**Do this**. Examine the material below. Gather every line in which the string "data" appears.

Some records:
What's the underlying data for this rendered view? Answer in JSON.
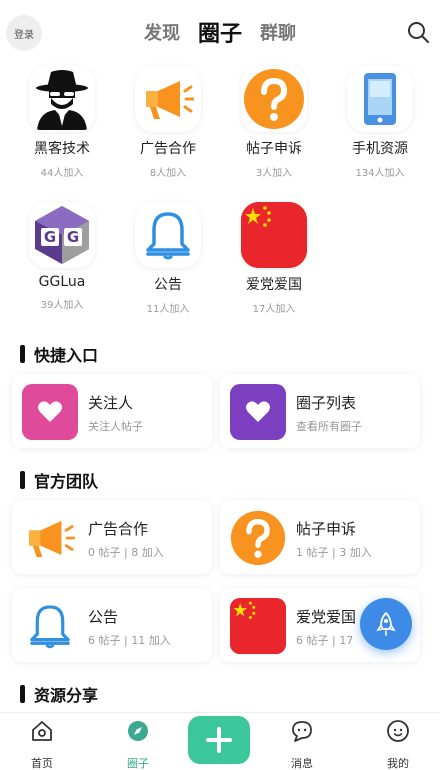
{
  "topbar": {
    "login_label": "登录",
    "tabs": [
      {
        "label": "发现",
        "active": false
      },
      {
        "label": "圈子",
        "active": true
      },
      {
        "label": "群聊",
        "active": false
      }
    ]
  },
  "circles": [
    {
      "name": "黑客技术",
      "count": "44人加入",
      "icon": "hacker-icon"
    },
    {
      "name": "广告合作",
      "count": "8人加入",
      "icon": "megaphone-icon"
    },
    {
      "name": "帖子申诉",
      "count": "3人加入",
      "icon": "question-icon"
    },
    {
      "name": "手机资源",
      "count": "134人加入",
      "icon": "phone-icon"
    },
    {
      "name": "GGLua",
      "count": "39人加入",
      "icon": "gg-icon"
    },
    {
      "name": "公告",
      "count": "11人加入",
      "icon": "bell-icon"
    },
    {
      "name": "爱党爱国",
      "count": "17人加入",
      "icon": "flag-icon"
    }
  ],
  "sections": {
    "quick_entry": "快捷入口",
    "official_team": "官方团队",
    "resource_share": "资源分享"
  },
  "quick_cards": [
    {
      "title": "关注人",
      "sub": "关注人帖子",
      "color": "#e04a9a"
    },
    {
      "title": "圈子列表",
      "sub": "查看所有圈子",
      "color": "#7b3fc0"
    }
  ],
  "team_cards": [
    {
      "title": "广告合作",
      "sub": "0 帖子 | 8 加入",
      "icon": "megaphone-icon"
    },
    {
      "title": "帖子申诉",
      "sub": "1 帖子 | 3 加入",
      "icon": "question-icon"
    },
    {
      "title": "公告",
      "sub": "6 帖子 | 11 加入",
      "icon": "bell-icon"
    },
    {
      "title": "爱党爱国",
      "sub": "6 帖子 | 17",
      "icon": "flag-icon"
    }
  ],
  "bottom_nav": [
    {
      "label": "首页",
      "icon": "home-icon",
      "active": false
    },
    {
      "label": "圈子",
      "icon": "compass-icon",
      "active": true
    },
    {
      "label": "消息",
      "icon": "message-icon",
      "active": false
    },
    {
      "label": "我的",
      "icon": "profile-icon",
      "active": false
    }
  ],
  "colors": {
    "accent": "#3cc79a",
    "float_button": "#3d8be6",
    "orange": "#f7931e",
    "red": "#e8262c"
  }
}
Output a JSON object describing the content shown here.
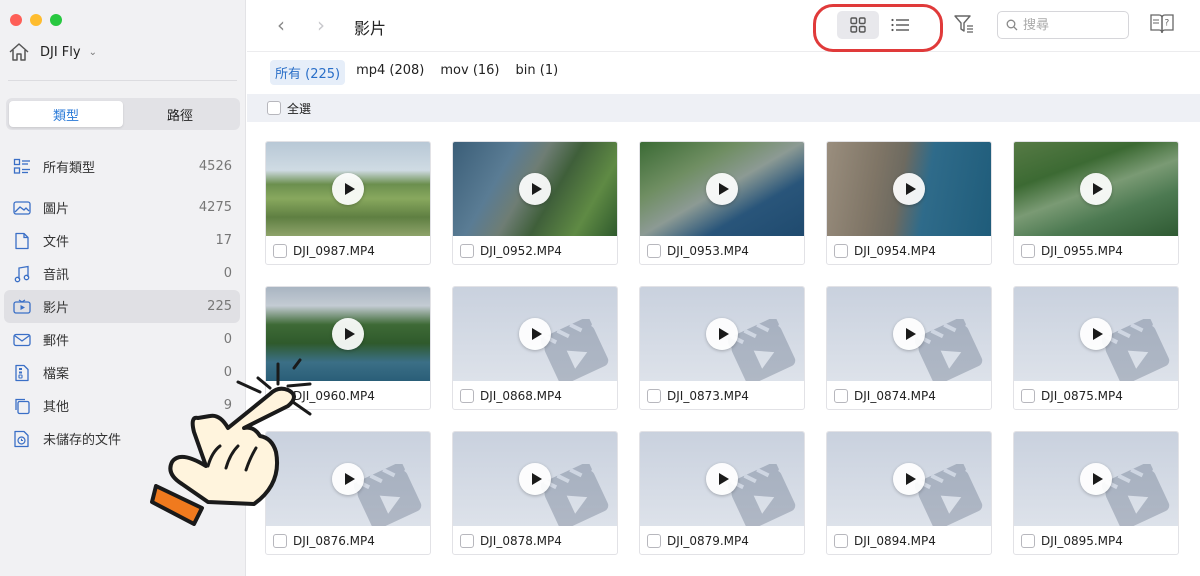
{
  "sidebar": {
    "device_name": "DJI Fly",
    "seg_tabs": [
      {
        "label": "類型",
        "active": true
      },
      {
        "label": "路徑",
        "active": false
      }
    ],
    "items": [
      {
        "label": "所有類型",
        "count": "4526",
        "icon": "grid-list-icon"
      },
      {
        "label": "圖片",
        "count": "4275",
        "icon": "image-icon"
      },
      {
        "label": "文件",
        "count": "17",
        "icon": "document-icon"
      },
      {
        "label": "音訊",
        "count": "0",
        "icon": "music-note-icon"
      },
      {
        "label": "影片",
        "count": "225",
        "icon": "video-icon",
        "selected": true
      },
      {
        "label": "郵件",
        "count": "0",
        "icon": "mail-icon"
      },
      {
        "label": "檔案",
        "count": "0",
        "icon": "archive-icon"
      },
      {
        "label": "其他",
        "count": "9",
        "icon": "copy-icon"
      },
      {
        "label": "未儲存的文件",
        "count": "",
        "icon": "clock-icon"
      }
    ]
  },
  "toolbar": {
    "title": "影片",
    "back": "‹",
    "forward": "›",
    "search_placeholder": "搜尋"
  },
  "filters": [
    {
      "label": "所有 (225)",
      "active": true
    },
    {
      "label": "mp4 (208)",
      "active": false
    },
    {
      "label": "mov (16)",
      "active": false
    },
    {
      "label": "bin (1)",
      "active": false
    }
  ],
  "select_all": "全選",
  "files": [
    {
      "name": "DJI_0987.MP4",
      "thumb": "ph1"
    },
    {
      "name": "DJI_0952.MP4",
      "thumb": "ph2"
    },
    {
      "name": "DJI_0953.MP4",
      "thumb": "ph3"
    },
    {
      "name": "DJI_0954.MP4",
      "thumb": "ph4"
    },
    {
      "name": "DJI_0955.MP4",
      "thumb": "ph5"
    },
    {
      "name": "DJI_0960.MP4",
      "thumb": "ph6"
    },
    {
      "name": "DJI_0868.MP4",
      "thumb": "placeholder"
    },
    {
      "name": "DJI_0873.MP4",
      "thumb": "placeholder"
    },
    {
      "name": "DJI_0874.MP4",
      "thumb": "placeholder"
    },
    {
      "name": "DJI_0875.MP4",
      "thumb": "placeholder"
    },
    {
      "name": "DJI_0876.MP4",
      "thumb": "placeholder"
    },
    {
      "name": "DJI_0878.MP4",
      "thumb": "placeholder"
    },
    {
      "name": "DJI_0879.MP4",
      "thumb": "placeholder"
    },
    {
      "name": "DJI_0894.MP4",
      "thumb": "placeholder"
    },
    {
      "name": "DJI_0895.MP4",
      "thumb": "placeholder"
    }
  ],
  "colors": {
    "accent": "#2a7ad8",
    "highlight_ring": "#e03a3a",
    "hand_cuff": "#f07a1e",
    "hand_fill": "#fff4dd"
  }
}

--

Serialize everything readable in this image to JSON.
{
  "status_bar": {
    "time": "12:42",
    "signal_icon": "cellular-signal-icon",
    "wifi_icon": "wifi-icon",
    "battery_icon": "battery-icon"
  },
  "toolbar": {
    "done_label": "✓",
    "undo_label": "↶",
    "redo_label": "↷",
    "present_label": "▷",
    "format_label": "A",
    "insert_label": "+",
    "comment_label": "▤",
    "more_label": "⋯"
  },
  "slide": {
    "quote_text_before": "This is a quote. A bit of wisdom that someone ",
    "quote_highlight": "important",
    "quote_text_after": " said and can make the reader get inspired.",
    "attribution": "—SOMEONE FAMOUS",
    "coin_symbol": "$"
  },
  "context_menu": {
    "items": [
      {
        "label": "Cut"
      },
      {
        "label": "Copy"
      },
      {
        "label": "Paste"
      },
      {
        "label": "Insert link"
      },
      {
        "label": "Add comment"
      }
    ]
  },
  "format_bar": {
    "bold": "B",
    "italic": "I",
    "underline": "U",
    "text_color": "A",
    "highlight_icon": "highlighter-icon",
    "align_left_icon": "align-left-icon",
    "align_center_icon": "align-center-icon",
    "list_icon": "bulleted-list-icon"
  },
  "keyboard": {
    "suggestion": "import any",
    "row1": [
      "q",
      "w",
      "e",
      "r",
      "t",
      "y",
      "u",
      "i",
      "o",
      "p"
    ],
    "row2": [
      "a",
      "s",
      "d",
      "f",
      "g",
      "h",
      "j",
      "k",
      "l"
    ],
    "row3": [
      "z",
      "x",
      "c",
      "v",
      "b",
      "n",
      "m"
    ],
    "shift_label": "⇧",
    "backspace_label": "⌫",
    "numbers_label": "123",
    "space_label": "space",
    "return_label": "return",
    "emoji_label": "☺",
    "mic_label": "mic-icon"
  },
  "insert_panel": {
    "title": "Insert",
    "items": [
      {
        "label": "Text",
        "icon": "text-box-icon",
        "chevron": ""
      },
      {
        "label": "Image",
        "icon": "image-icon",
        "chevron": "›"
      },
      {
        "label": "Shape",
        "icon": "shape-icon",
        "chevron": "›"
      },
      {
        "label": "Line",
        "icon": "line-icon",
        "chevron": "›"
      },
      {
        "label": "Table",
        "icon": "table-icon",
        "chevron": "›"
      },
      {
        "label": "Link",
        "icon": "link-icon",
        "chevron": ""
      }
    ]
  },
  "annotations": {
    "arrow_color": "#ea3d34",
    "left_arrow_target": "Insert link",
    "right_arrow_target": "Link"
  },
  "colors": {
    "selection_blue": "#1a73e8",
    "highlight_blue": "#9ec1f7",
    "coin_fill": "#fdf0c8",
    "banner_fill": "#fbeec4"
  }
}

...

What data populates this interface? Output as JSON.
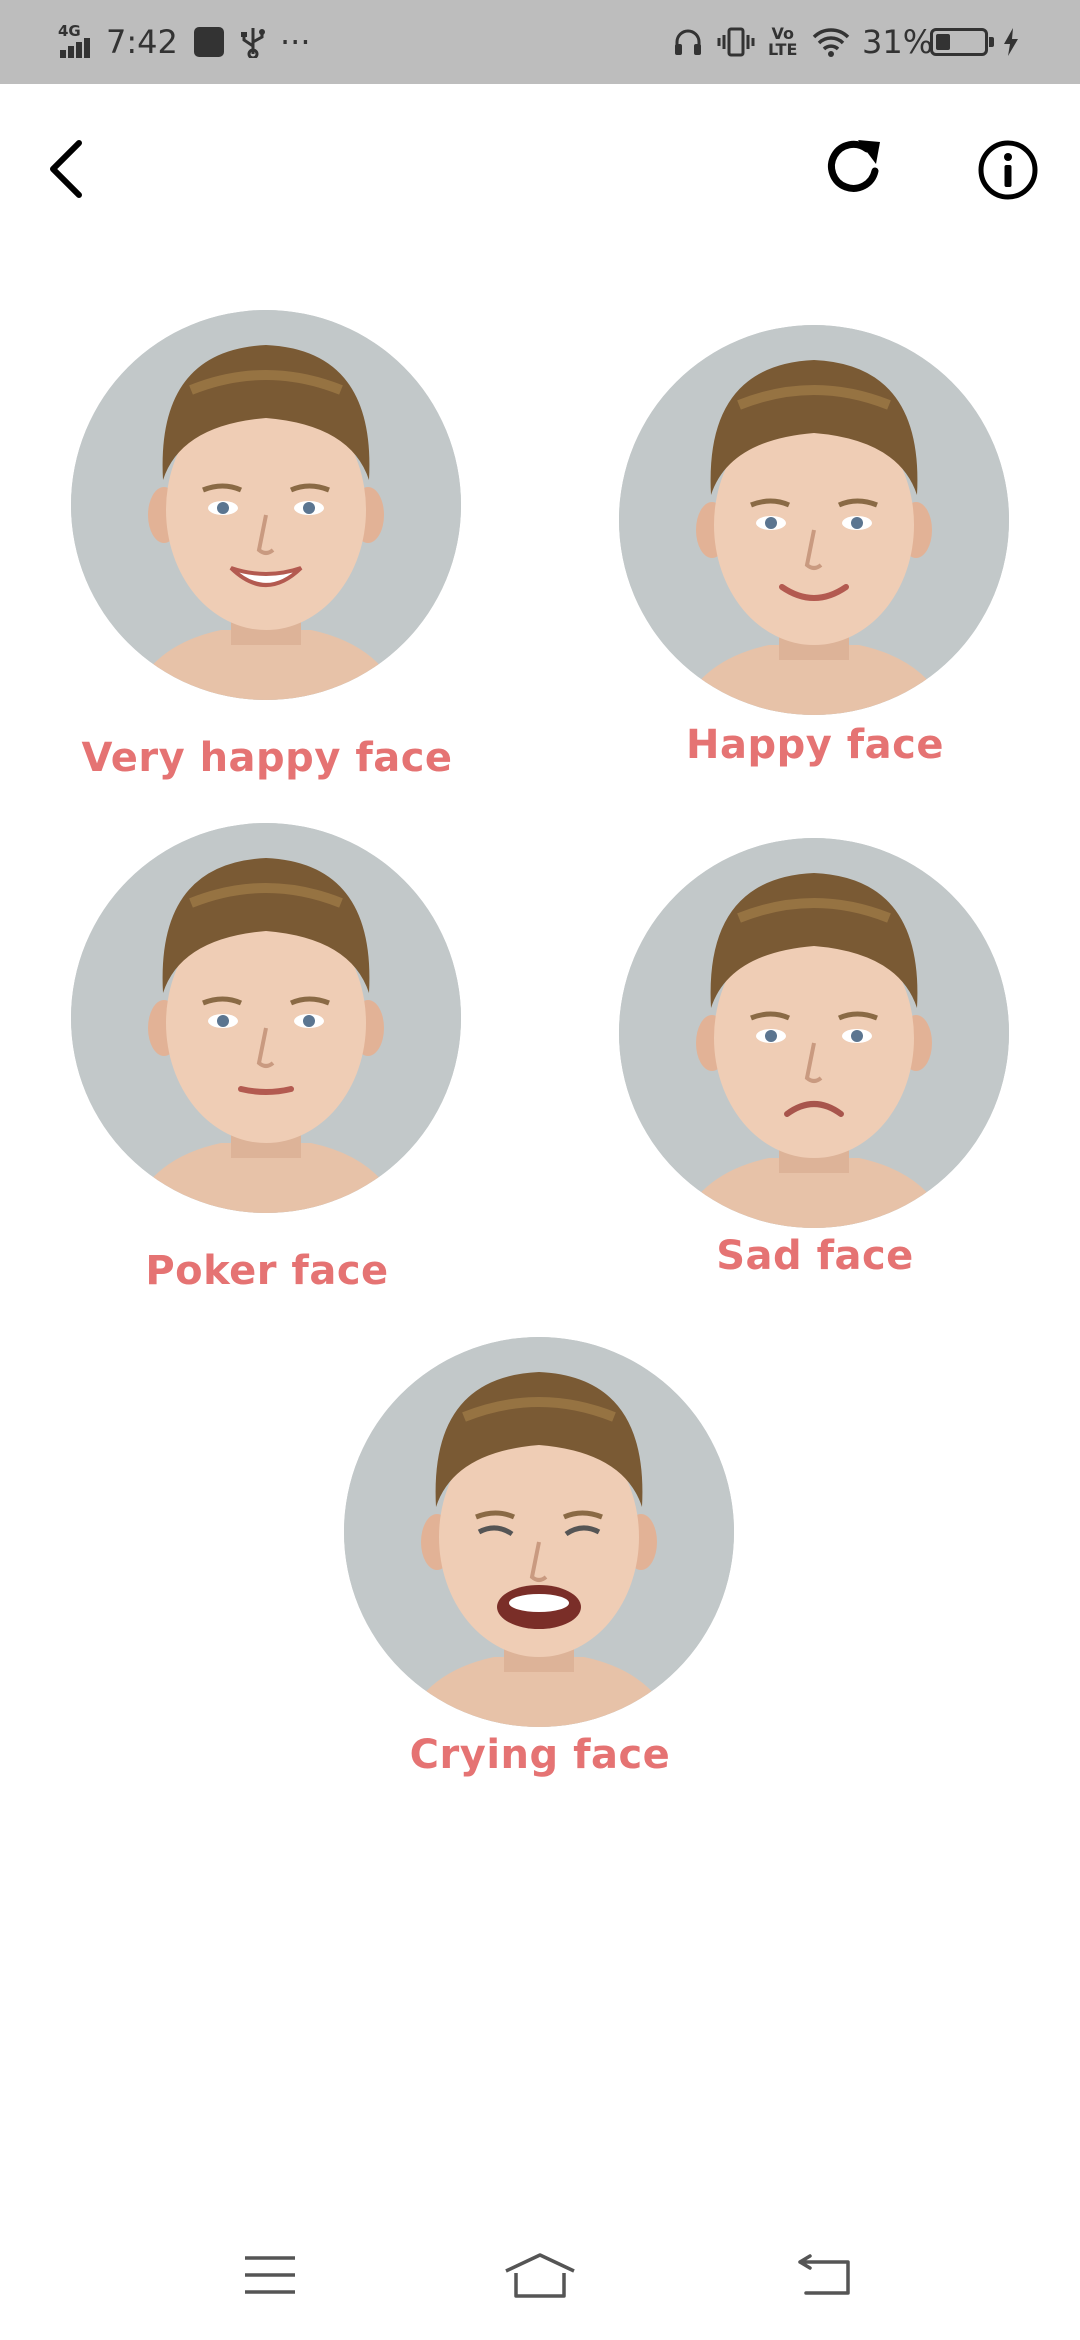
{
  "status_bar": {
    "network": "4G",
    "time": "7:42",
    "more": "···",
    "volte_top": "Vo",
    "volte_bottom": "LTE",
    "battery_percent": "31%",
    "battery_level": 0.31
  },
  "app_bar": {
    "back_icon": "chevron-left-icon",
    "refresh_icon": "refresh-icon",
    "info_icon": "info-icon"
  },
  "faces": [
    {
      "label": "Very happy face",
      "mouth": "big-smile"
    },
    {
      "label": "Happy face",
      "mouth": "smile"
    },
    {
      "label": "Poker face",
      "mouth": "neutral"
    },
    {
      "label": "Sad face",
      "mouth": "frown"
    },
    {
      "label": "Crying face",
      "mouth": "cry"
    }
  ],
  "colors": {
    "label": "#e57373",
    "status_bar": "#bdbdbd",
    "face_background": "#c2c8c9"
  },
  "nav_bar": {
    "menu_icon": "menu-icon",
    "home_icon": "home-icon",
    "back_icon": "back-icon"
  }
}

**Answer below**.
What's the underlying data for this rendered view? Answer in JSON.
What data populates this interface? Output as JSON.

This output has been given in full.